### [Set exercise]
Skip the pictures and quote all of the lines exactly.

— start Material shown —

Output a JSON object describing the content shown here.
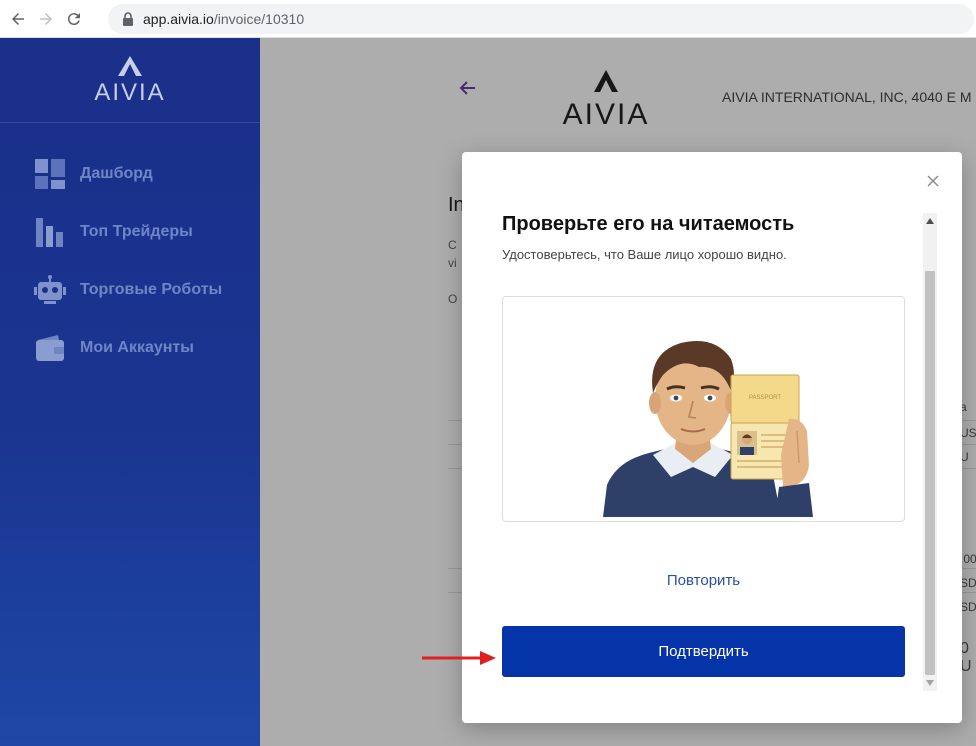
{
  "browser": {
    "url_host": "app.aivia.io",
    "url_path": "/invoice/10310"
  },
  "sidebar": {
    "logo_text": "AIVIA",
    "items": [
      {
        "label": "Дашборд",
        "icon": "dashboard-icon"
      },
      {
        "label": "Топ Трейдеры",
        "icon": "bar-chart-icon"
      },
      {
        "label": "Торговые Роботы",
        "icon": "robot-icon"
      },
      {
        "label": "Мои Аккаунты",
        "icon": "wallet-icon"
      }
    ]
  },
  "page": {
    "logo_text": "AIVIA",
    "company": "AIVIA INTERNATIONAL, INC, 4040 E M",
    "title_partial": "In",
    "text_partial_1": "C",
    "text_partial_2": "vi",
    "text_partial_3": "O",
    "cells": [
      "a",
      "USI",
      "U",
      ".00",
      "SD",
      "SD",
      "0 U"
    ]
  },
  "modal": {
    "title": "Проверьте его на читаемость",
    "subtitle": "Удостоверьтесь, что Ваше лицо хорошо видно.",
    "passport_label": "PASSPORT",
    "retry_label": "Повторить",
    "confirm_label": "Подтвердить"
  },
  "colors": {
    "sidebar_bg": "#1a2f8a",
    "primary_button": "#0533a8",
    "link": "#2c4ea8",
    "annotation_arrow": "#e02020"
  }
}
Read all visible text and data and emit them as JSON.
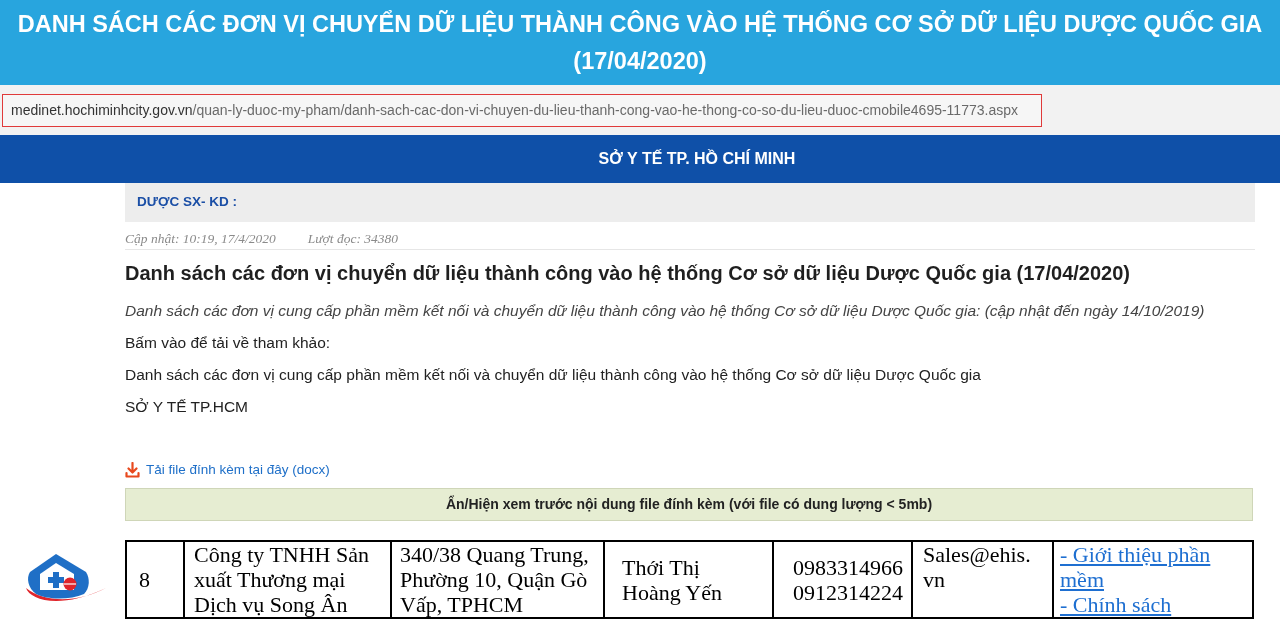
{
  "banner": {
    "title": "DANH SÁCH CÁC ĐƠN VỊ CHUYỂN DỮ LIỆU THÀNH CÔNG VÀO HỆ THỐNG CƠ SỞ DỮ LIỆU DƯỢC QUỐC GIA (17/04/2020)"
  },
  "address_bar": {
    "domain": "medinet.hochiminhcity.gov.vn",
    "path": "/quan-ly-duoc-my-pham/danh-sach-cac-don-vi-chuyen-du-lieu-thanh-cong-vao-he-thong-co-so-du-lieu-duoc-cmobile4695-11773.aspx"
  },
  "site_header": {
    "title": "SỞ Y TẾ TP. HỒ CHÍ MINH"
  },
  "category_bar": {
    "label": "DƯỢC SX- KD :"
  },
  "article": {
    "updated": "Cập nhật: 10:19, 17/4/2020",
    "views": "Lượt đọc: 34380",
    "title": "Danh sách các đơn vị chuyển dữ liệu thành công vào hệ thống Cơ sở dữ liệu Dược Quốc gia (17/04/2020)",
    "paragraphs": [
      {
        "kind": "note",
        "text": "Danh sách các đơn vị cung cấp phần mềm kết nối và chuyển dữ liệu thành công vào hệ thống Cơ sở dữ liệu Dược Quốc gia: (cập nhật đến ngày 14/10/2019)"
      },
      {
        "kind": "plain",
        "text": "Bấm vào để tải về tham khảo:"
      },
      {
        "kind": "plain",
        "text": "Danh sách các đơn vị cung cấp phần mềm kết nối và chuyển dữ liệu thành công vào hệ thống Cơ sở dữ liệu Dược Quốc gia"
      },
      {
        "kind": "plain",
        "text": "SỞ Y TẾ TP.HCM"
      }
    ]
  },
  "attachment": {
    "download_link": "Tải file đính kèm tại đây (docx)",
    "preview_toggle": "Ẩn/Hiện xem trước nội dung file đính kèm (với file có dung lượng < 5mb)"
  },
  "preview_table": {
    "rows": [
      {
        "cells": [
          {
            "kind": "text",
            "text": "8"
          },
          {
            "kind": "text",
            "text": "Công ty TNHH Sản xuất Thương mại Dịch vụ Song Ân"
          },
          {
            "kind": "text",
            "text": "340/38 Quang Trung, Phường 10, Quận Gò Vấp, TPHCM"
          },
          {
            "kind": "text",
            "text": "Thới Thị Hoàng Yến"
          },
          {
            "kind": "lines",
            "lines": [
              "0983314966",
              "0912314224"
            ]
          },
          {
            "kind": "text",
            "text": "Sales@ehis.vn"
          },
          {
            "kind": "links",
            "links": [
              "- Giới thiệu phần mềm",
              "- Chính sách"
            ]
          }
        ]
      }
    ]
  }
}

— end Material shown —

### [Result for this task]
Output a JSON object describing the content shown here.
{
  "browser": {
    "url_host": "app.aivia.io",
    "url_path": "/invoice/10310"
  },
  "sidebar": {
    "logo_text": "AIVIA",
    "items": [
      {
        "label": "Дашборд",
        "icon": "dashboard-icon"
      },
      {
        "label": "Топ Трейдеры",
        "icon": "bar-chart-icon"
      },
      {
        "label": "Торговые Роботы",
        "icon": "robot-icon"
      },
      {
        "label": "Мои Аккаунты",
        "icon": "wallet-icon"
      }
    ]
  },
  "page": {
    "logo_text": "AIVIA",
    "company": "AIVIA INTERNATIONAL, INC, 4040 E M",
    "title_partial": "In",
    "text_partial_1": "C",
    "text_partial_2": "vi",
    "text_partial_3": "O",
    "cells": [
      "a",
      "USI",
      "U",
      ".00",
      "SD",
      "SD",
      "0 U"
    ]
  },
  "modal": {
    "title": "Проверьте его на читаемость",
    "subtitle": "Удостоверьтесь, что Ваше лицо хорошо видно.",
    "passport_label": "PASSPORT",
    "retry_label": "Повторить",
    "confirm_label": "Подтвердить"
  },
  "colors": {
    "sidebar_bg": "#1a2f8a",
    "primary_button": "#0533a8",
    "link": "#2c4ea8",
    "annotation_arrow": "#e02020"
  }
}
Read all visible text and data and emit them as JSON.
{
  "banner": {
    "title": "DANH SÁCH CÁC ĐƠN VỊ CHUYỂN DỮ LIỆU THÀNH CÔNG VÀO HỆ THỐNG CƠ SỞ DỮ LIỆU DƯỢC QUỐC GIA (17/04/2020)"
  },
  "address_bar": {
    "domain": "medinet.hochiminhcity.gov.vn",
    "path": "/quan-ly-duoc-my-pham/danh-sach-cac-don-vi-chuyen-du-lieu-thanh-cong-vao-he-thong-co-so-du-lieu-duoc-cmobile4695-11773.aspx"
  },
  "site_header": {
    "title": "SỞ Y TẾ TP. HỒ CHÍ MINH"
  },
  "category_bar": {
    "label": "DƯỢC SX- KD :"
  },
  "article": {
    "updated": "Cập nhật: 10:19, 17/4/2020",
    "views": "Lượt đọc: 34380",
    "title": "Danh sách các đơn vị chuyển dữ liệu thành công vào hệ thống Cơ sở dữ liệu Dược Quốc gia (17/04/2020)",
    "paragraphs": [
      {
        "kind": "note",
        "text": "Danh sách các đơn vị cung cấp phần mềm kết nối và chuyển dữ liệu thành công vào hệ thống Cơ sở dữ liệu Dược Quốc gia: (cập nhật đến ngày 14/10/2019)"
      },
      {
        "kind": "plain",
        "text": "Bấm vào để tải về tham khảo:"
      },
      {
        "kind": "plain",
        "text": "Danh sách các đơn vị cung cấp phần mềm kết nối và chuyển dữ liệu thành công vào hệ thống Cơ sở dữ liệu Dược Quốc gia"
      },
      {
        "kind": "plain",
        "text": "SỞ Y TẾ TP.HCM"
      }
    ]
  },
  "attachment": {
    "download_link": "Tải file đính kèm tại đây (docx)",
    "preview_toggle": "Ẩn/Hiện xem trước nội dung file đính kèm (với file có dung lượng < 5mb)"
  },
  "preview_table": {
    "rows": [
      {
        "cells": [
          {
            "kind": "text",
            "text": "8"
          },
          {
            "kind": "text",
            "text": "Công ty TNHH Sản xuất Thương mại Dịch vụ Song Ân"
          },
          {
            "kind": "text",
            "text": "340/38 Quang Trung, Phường 10, Quận Gò Vấp, TPHCM"
          },
          {
            "kind": "text",
            "text": "Thới Thị Hoàng Yến"
          },
          {
            "kind": "lines",
            "lines": [
              "0983314966",
              "0912314224"
            ]
          },
          {
            "kind": "text",
            "text": "Sales@ehis.vn"
          },
          {
            "kind": "links",
            "links": [
              "- Giới thiệu phần mềm",
              "- Chính sách"
            ]
          }
        ]
      }
    ]
  }
}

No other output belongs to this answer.